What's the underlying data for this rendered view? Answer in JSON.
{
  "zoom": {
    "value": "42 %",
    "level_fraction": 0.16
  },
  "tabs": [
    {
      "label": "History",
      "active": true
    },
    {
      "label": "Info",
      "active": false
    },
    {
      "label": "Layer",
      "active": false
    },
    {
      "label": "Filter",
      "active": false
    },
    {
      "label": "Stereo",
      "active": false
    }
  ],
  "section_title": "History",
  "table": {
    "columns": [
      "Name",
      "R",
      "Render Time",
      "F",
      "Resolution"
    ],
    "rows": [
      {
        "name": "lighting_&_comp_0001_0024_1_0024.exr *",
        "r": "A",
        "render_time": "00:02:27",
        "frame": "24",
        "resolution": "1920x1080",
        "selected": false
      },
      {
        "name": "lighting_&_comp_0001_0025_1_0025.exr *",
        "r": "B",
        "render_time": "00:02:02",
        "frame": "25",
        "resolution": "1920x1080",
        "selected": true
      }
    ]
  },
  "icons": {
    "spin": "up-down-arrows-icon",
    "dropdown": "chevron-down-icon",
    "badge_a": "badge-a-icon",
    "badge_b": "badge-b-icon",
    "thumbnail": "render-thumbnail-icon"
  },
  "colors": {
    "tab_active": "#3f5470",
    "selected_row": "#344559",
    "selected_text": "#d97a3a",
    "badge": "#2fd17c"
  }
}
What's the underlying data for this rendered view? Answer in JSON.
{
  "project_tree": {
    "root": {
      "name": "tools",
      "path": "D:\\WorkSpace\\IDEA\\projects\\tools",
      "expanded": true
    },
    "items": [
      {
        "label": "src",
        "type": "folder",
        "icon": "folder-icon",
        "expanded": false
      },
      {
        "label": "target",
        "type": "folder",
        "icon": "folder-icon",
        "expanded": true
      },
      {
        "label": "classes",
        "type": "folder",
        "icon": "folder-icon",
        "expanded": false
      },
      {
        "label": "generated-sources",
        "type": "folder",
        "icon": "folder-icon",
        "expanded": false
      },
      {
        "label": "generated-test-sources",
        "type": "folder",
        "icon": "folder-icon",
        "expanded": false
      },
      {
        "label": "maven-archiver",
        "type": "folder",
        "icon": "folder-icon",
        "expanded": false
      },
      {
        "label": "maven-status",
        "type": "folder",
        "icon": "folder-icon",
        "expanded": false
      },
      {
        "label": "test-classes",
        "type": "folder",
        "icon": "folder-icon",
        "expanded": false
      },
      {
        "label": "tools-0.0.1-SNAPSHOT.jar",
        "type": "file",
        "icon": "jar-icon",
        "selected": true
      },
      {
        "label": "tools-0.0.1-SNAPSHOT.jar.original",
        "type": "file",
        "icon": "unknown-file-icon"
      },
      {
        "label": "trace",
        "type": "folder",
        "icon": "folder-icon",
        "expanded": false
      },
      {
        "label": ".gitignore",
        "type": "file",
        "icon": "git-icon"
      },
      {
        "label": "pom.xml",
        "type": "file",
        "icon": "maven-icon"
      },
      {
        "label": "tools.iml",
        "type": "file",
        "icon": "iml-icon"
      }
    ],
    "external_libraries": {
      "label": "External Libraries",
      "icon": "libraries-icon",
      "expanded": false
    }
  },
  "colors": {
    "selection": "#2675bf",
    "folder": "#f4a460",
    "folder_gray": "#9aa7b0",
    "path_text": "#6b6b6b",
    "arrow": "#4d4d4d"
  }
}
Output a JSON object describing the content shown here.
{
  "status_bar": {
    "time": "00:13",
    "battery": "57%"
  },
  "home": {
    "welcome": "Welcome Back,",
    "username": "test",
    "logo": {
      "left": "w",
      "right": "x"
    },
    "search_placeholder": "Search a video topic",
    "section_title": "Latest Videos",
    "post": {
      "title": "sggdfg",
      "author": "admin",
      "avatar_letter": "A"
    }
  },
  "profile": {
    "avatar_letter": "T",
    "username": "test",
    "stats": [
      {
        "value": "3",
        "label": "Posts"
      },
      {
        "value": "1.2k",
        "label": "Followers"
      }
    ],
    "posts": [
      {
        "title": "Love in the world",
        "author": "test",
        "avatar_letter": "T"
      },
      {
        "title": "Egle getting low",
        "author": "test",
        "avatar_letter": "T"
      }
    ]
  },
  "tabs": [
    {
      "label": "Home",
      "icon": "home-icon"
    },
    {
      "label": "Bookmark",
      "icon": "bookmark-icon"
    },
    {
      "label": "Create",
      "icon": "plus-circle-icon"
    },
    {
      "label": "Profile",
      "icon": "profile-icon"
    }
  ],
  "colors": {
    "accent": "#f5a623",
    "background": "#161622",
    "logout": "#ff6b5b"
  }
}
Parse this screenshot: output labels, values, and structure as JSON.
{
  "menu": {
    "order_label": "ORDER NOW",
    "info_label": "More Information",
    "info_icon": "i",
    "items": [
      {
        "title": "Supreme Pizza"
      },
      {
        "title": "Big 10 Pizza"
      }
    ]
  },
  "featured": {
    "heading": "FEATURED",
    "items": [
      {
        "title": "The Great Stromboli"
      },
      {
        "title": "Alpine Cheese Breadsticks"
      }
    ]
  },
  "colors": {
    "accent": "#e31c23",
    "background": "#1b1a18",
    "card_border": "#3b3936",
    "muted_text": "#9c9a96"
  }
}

> WHAT THIS TASK INVOLVES: Here, the records must be output exactly and in full.

> RESULT OF THE EXERCISE:
What's the underlying data for this rendered view? Answer in JSON.
{
  "zoom": {
    "value": "42 %",
    "level_fraction": 0.16
  },
  "tabs": [
    {
      "label": "History",
      "active": true
    },
    {
      "label": "Info",
      "active": false
    },
    {
      "label": "Layer",
      "active": false
    },
    {
      "label": "Filter",
      "active": false
    },
    {
      "label": "Stereo",
      "active": false
    }
  ],
  "section_title": "History",
  "table": {
    "columns": [
      "Name",
      "R",
      "Render Time",
      "F",
      "Resolution"
    ],
    "rows": [
      {
        "name": "lighting_&_comp_0001_0024_1_0024.exr *",
        "r": "A",
        "render_time": "00:02:27",
        "frame": "24",
        "resolution": "1920x1080",
        "selected": false
      },
      {
        "name": "lighting_&_comp_0001_0025_1_0025.exr *",
        "r": "B",
        "render_time": "00:02:02",
        "frame": "25",
        "resolution": "1920x1080",
        "selected": true
      }
    ]
  },
  "icons": {
    "spin": "up-down-arrows-icon",
    "dropdown": "chevron-down-icon",
    "badge_a": "badge-a-icon",
    "badge_b": "badge-b-icon",
    "thumbnail": "render-thumbnail-icon"
  },
  "colors": {
    "tab_active": "#3f5470",
    "selected_row": "#344559",
    "selected_text": "#d97a3a",
    "badge": "#2fd17c"
  }
}
What's the underlying data for this rendered view? Answer in JSON.
{
  "project_tree": {
    "root": {
      "name": "tools",
      "path": "D:\\WorkSpace\\IDEA\\projects\\tools",
      "expanded": true
    },
    "items": [
      {
        "label": "src",
        "type": "folder",
        "icon": "folder-icon",
        "expanded": false
      },
      {
        "label": "target",
        "type": "folder",
        "icon": "folder-icon",
        "expanded": true
      },
      {
        "label": "classes",
        "type": "folder",
        "icon": "folder-icon",
        "expanded": false
      },
      {
        "label": "generated-sources",
        "type": "folder",
        "icon": "folder-icon",
        "expanded": false
      },
      {
        "label": "generated-test-sources",
        "type": "folder",
        "icon": "folder-icon",
        "expanded": false
      },
      {
        "label": "maven-archiver",
        "type": "folder",
        "icon": "folder-icon",
        "expanded": false
      },
      {
        "label": "maven-status",
        "type": "folder",
        "icon": "folder-icon",
        "expanded": false
      },
      {
        "label": "test-classes",
        "type": "folder",
        "icon": "folder-icon",
        "expanded": false
      },
      {
        "label": "tools-0.0.1-SNAPSHOT.jar",
        "type": "file",
        "icon": "jar-icon",
        "selected": true
      },
      {
        "label": "tools-0.0.1-SNAPSHOT.jar.original",
        "type": "file",
        "icon": "unknown-file-icon"
      },
      {
        "label": "trace",
        "type": "folder",
        "icon": "folder-icon",
        "expanded": false
      },
      {
        "label": ".gitignore",
        "type": "file",
        "icon": "git-icon"
      },
      {
        "label": "pom.xml",
        "type": "file",
        "icon": "maven-icon"
      },
      {
        "label": "tools.iml",
        "type": "file",
        "icon": "iml-icon"
      }
    ],
    "external_libraries": {
      "label": "External Libraries",
      "icon": "libraries-icon",
      "expanded": false
    }
  },
  "colors": {
    "selection": "#2675bf",
    "folder": "#f4a460",
    "folder_gray": "#9aa7b0",
    "path_text": "#6b6b6b",
    "arrow": "#4d4d4d"
  }
}
Output a JSON object describing the content shown here.
{
  "status_bar": {
    "time": "00:13",
    "battery": "57%"
  },
  "home": {
    "welcome": "Welcome Back,",
    "username": "test",
    "logo": {
      "left": "w",
      "right": "x"
    },
    "search_placeholder": "Search a video topic",
    "section_title": "Latest Videos",
    "post": {
      "title": "sggdfg",
      "author": "admin",
      "avatar_letter": "A"
    }
  },
  "profile": {
    "avatar_letter": "T",
    "username": "test",
    "stats": [
      {
        "value": "3",
        "label": "Posts"
      },
      {
        "value": "1.2k",
        "label": "Followers"
      }
    ],
    "posts": [
      {
        "title": "Love in the world",
        "author": "test",
        "avatar_letter": "T"
      },
      {
        "title": "Egle getting low",
        "author": "test",
        "avatar_letter": "T"
      }
    ]
  },
  "tabs": [
    {
      "label": "Home",
      "icon": "home-icon"
    },
    {
      "label": "Bookmark",
      "icon": "bookmark-icon"
    },
    {
      "label": "Create",
      "icon": "plus-circle-icon"
    },
    {
      "label": "Profile",
      "icon": "profile-icon"
    }
  ],
  "colors": {
    "accent": "#f5a623",
    "background": "#161622",
    "logout": "#ff6b5b"
  }
}
Parse this screenshot: output labels, values, and structure as JSON.
{
  "menu": {
    "order_label": "ORDER NOW",
    "info_label": "More Information",
    "info_icon": "i",
    "items": [
      {
        "title": "Supreme Pizza"
      },
      {
        "title": "Big 10 Pizza"
      }
    ]
  },
  "featured": {
    "heading": "FEATURED",
    "items": [
      {
        "title": "The Great Stromboli"
      },
      {
        "title": "Alpine Cheese Breadsticks"
      }
    ]
  },
  "colors": {
    "accent": "#e31c23",
    "background": "#1b1a18",
    "card_border": "#3b3936",
    "muted_text": "#9c9a96"
  }
}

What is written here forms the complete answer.